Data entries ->

※ ※ ※

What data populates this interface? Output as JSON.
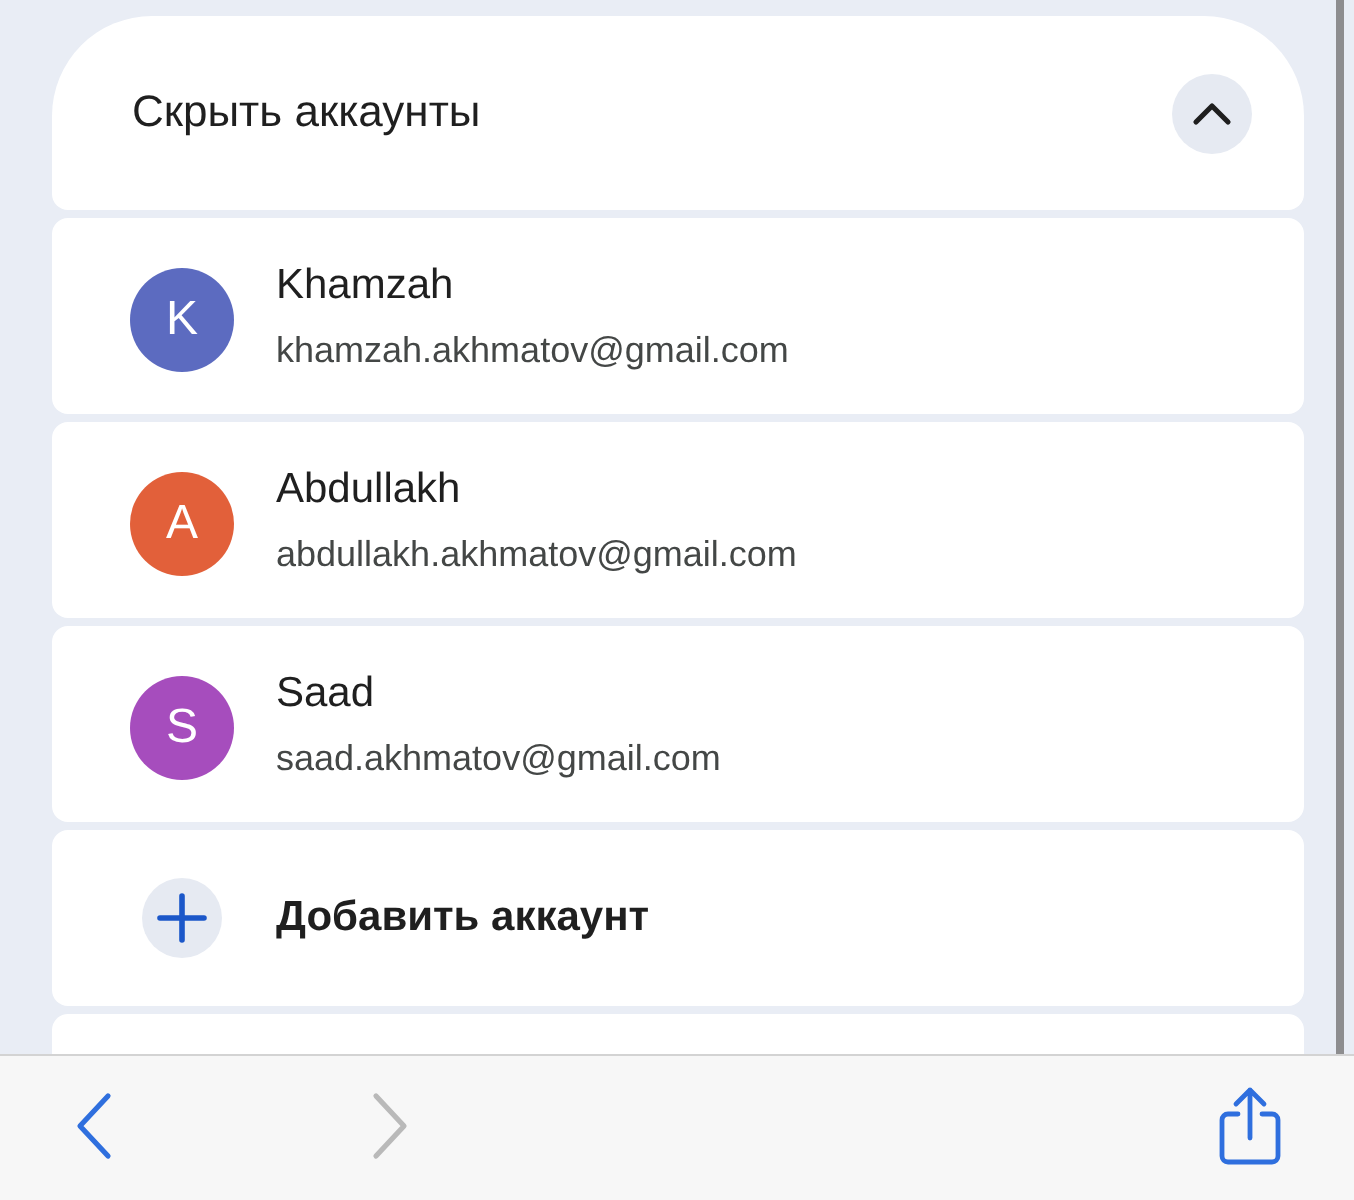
{
  "header": {
    "title": "Скрыть аккаунты",
    "expanded": true
  },
  "accounts": [
    {
      "initial": "K",
      "name": "Khamzah",
      "email": "khamzah.akhmatov@gmail.com",
      "color": "#5c6bc0"
    },
    {
      "initial": "A",
      "name": "Abdullakh",
      "email": "abdullakh.akhmatov@gmail.com",
      "color": "#e2603a"
    },
    {
      "initial": "S",
      "name": "Saad",
      "email": "saad.akhmatov@gmail.com",
      "color": "#a64dbd"
    }
  ],
  "add_account": {
    "label": "Добавить аккаунт"
  },
  "toolbar": {
    "items": [
      {
        "kind": "back",
        "disabled": false
      },
      {
        "kind": "forward",
        "disabled": true
      },
      {
        "kind": "share",
        "disabled": false
      }
    ]
  }
}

※ ※ ※

Above are the records; reproduce them exactly and leave out the pictures.

What data populates this interface? Output as JSON.
{
  "header": {
    "title": "Скрыть аккаунты",
    "expanded": true
  },
  "accounts": [
    {
      "initial": "K",
      "name": "Khamzah",
      "email": "khamzah.akhmatov@gmail.com",
      "color": "#5c6bc0"
    },
    {
      "initial": "A",
      "name": "Abdullakh",
      "email": "abdullakh.akhmatov@gmail.com",
      "color": "#e2603a"
    },
    {
      "initial": "S",
      "name": "Saad",
      "email": "saad.akhmatov@gmail.com",
      "color": "#a64dbd"
    }
  ],
  "add_account": {
    "label": "Добавить аккаунт"
  },
  "toolbar": {
    "items": [
      {
        "kind": "back",
        "disabled": false
      },
      {
        "kind": "forward",
        "disabled": true
      },
      {
        "kind": "share",
        "disabled": false
      }
    ]
  }
}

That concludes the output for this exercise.